AIM> Every record below should be written out exactly; pictures stay out.

Stored dataset items>
# # # # #
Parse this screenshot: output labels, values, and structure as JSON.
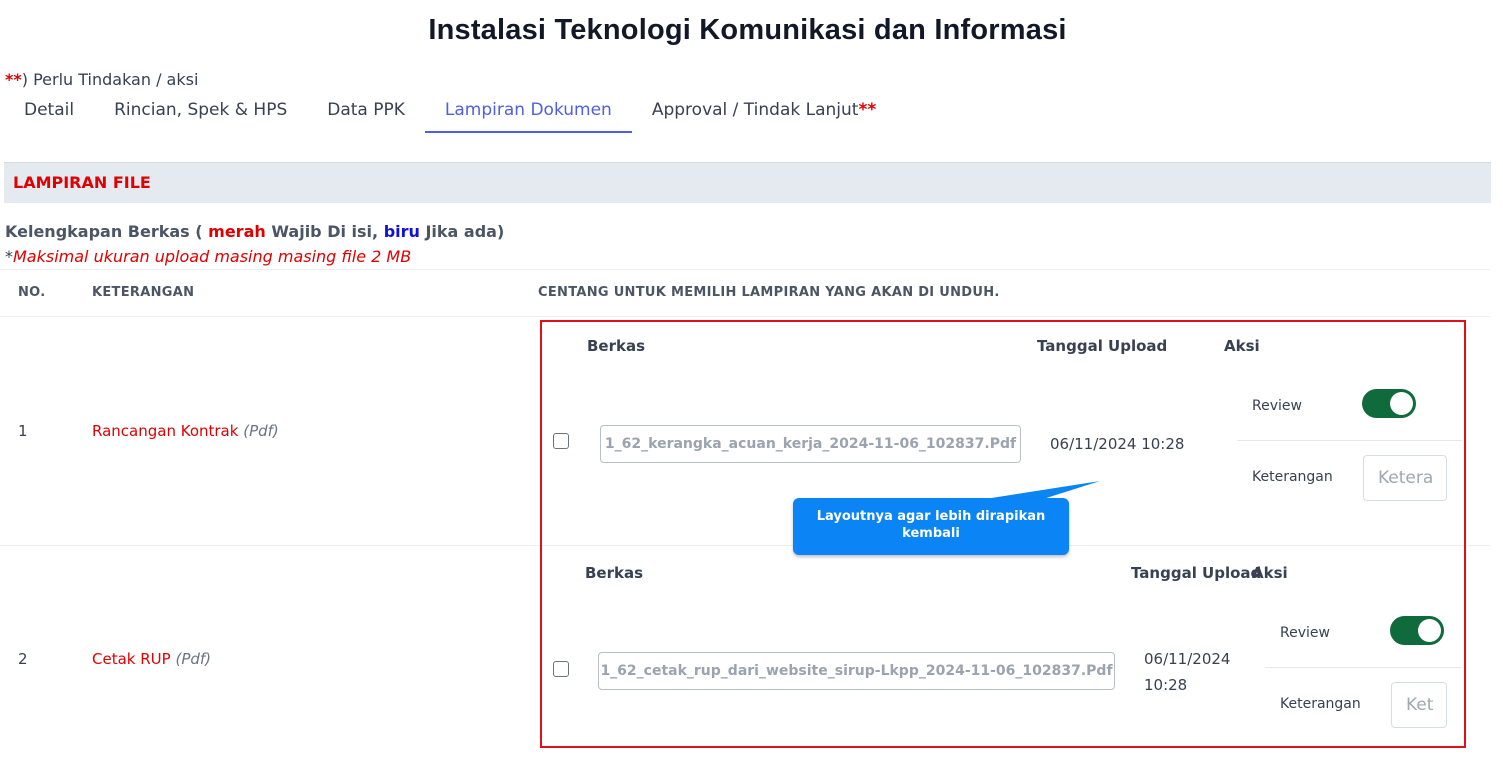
{
  "page": {
    "title": "Instalasi Teknologi Komunikasi dan Informasi"
  },
  "action_note": {
    "stars": "**",
    "text": ") Perlu Tindakan / aksi"
  },
  "tabs": [
    {
      "label": "Detail"
    },
    {
      "label": "Rincian, Spek & HPS"
    },
    {
      "label": "Data PPK"
    },
    {
      "label": "Lampiran Dokumen",
      "active": true
    },
    {
      "label": "Approval / Tindak Lanjut",
      "stars": "**"
    }
  ],
  "section": {
    "title": "LAMPIRAN FILE"
  },
  "kelengkapan": {
    "prefix": "Kelengkapan Berkas ( ",
    "red_word": "merah",
    "mid": " Wajib Di isi, ",
    "blue_word": "biru",
    "suffix": " Jika ada)"
  },
  "max_note": {
    "asterisk": "*",
    "text": "Maksimal ukuran upload masing masing file 2 MB"
  },
  "table": {
    "headers": {
      "no": "NO.",
      "keterangan": "KETERANGAN",
      "centang": "CENTANG UNTUK MEMILIH LAMPIRAN YANG AKAN DI UNDUH."
    },
    "sub_headers": {
      "berkas": "Berkas",
      "tanggal": "Tanggal Upload",
      "aksi": "Aksi"
    },
    "rows": [
      {
        "no": "1",
        "desc": "Rancangan Kontrak",
        "format": "(Pdf)",
        "file": "1_62_kerangka_acuan_kerja_2024-11-06_102837.Pdf",
        "date_line1": "06/11/2024 10:28",
        "date_line2": "",
        "review_label": "Review",
        "review_on": true,
        "ket_label": "Keterangan",
        "ket_placeholder": "Ketera",
        "checked": false
      },
      {
        "no": "2",
        "desc": "Cetak RUP",
        "format": "(Pdf)",
        "file": "1_62_cetak_rup_dari_website_sirup-Lkpp_2024-11-06_102837.Pdf",
        "date_line1": "06/11/2024",
        "date_line2": "10:28",
        "review_label": "Review",
        "review_on": true,
        "ket_label": "Keterangan",
        "ket_placeholder": "Ket",
        "checked": false
      }
    ]
  },
  "callout": {
    "text": "Layoutnya agar lebih dirapikan kembali"
  },
  "colors": {
    "required_red": "#e00000",
    "optional_blue": "#1010dd",
    "tab_active": "#4f5fe0",
    "toggle_on": "#0f6a3c",
    "callout_bg": "#0b84f5",
    "annotation_border": "#e0101a"
  }
}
# # # # #
SOLUTION BELOW>
Parse this screenshot: output labels, values, and structure as JSON.
{
  "page": {
    "title": "Instalasi Teknologi Komunikasi dan Informasi"
  },
  "action_note": {
    "stars": "**",
    "text": ") Perlu Tindakan / aksi"
  },
  "tabs": [
    {
      "label": "Detail"
    },
    {
      "label": "Rincian, Spek & HPS"
    },
    {
      "label": "Data PPK"
    },
    {
      "label": "Lampiran Dokumen",
      "active": true
    },
    {
      "label": "Approval / Tindak Lanjut",
      "stars": "**"
    }
  ],
  "section": {
    "title": "LAMPIRAN FILE"
  },
  "kelengkapan": {
    "prefix": "Kelengkapan Berkas ( ",
    "red_word": "merah",
    "mid": " Wajib Di isi, ",
    "blue_word": "biru",
    "suffix": " Jika ada)"
  },
  "max_note": {
    "asterisk": "*",
    "text": "Maksimal ukuran upload masing masing file 2 MB"
  },
  "table": {
    "headers": {
      "no": "NO.",
      "keterangan": "KETERANGAN",
      "centang": "CENTANG UNTUK MEMILIH LAMPIRAN YANG AKAN DI UNDUH."
    },
    "sub_headers": {
      "berkas": "Berkas",
      "tanggal": "Tanggal Upload",
      "aksi": "Aksi"
    },
    "rows": [
      {
        "no": "1",
        "desc": "Rancangan Kontrak",
        "format": "(Pdf)",
        "file": "1_62_kerangka_acuan_kerja_2024-11-06_102837.Pdf",
        "date_line1": "06/11/2024 10:28",
        "date_line2": "",
        "review_label": "Review",
        "review_on": true,
        "ket_label": "Keterangan",
        "ket_placeholder": "Ketera",
        "checked": false
      },
      {
        "no": "2",
        "desc": "Cetak RUP",
        "format": "(Pdf)",
        "file": "1_62_cetak_rup_dari_website_sirup-Lkpp_2024-11-06_102837.Pdf",
        "date_line1": "06/11/2024",
        "date_line2": "10:28",
        "review_label": "Review",
        "review_on": true,
        "ket_label": "Keterangan",
        "ket_placeholder": "Ket",
        "checked": false
      }
    ]
  },
  "callout": {
    "text": "Layoutnya agar lebih dirapikan kembali"
  },
  "colors": {
    "required_red": "#e00000",
    "optional_blue": "#1010dd",
    "tab_active": "#4f5fe0",
    "toggle_on": "#0f6a3c",
    "callout_bg": "#0b84f5",
    "annotation_border": "#e0101a"
  }
}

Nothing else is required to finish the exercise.